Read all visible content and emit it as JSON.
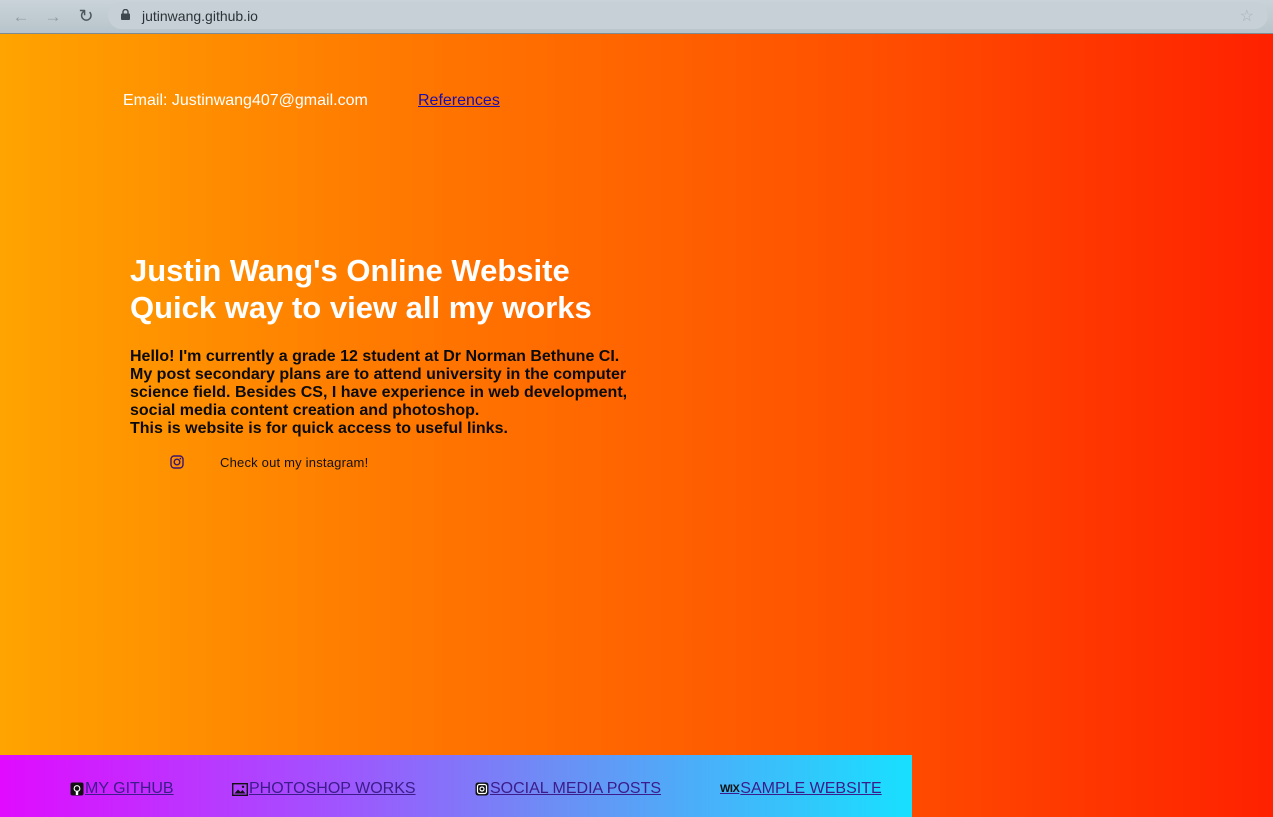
{
  "browser": {
    "url": "jutinwang.github.io"
  },
  "header": {
    "email": "Email: Justinwang407@gmail.com",
    "references": "References"
  },
  "hero": {
    "title_line1": "Justin Wang's Online Website",
    "title_line2": "Quick way to view all my works"
  },
  "intro": {
    "lines": [
      "Hello! I'm currently a grade 12 student at Dr Norman Bethune CI.",
      "My post secondary plans are to attend university in the computer",
      "science field. Besides CS, I have experience in web development,",
      "social media content creation and photoshop.",
      "This is website is for quick access to useful links."
    ]
  },
  "instagram": {
    "label": "Check out my instagram!"
  },
  "footer": {
    "links": [
      {
        "label": "MY GITHUB"
      },
      {
        "label": "PHOTOSHOP WORKS"
      },
      {
        "label": "SOCIAL MEDIA POSTS"
      },
      {
        "label": "SAMPLE WEBSITE",
        "icon_text": "WIX"
      }
    ]
  },
  "colors": {
    "page_gradient_start": "#ffa400",
    "page_gradient_end": "#ff2100",
    "footer_gradient_start": "#e00bff",
    "footer_gradient_end": "#18e0ff",
    "link": "#1a0dab"
  }
}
========
▶ DIRECTION: Count how many lines of the listing above include "label" and report that number alone.

▶ PROBLEM SOLUTION: 5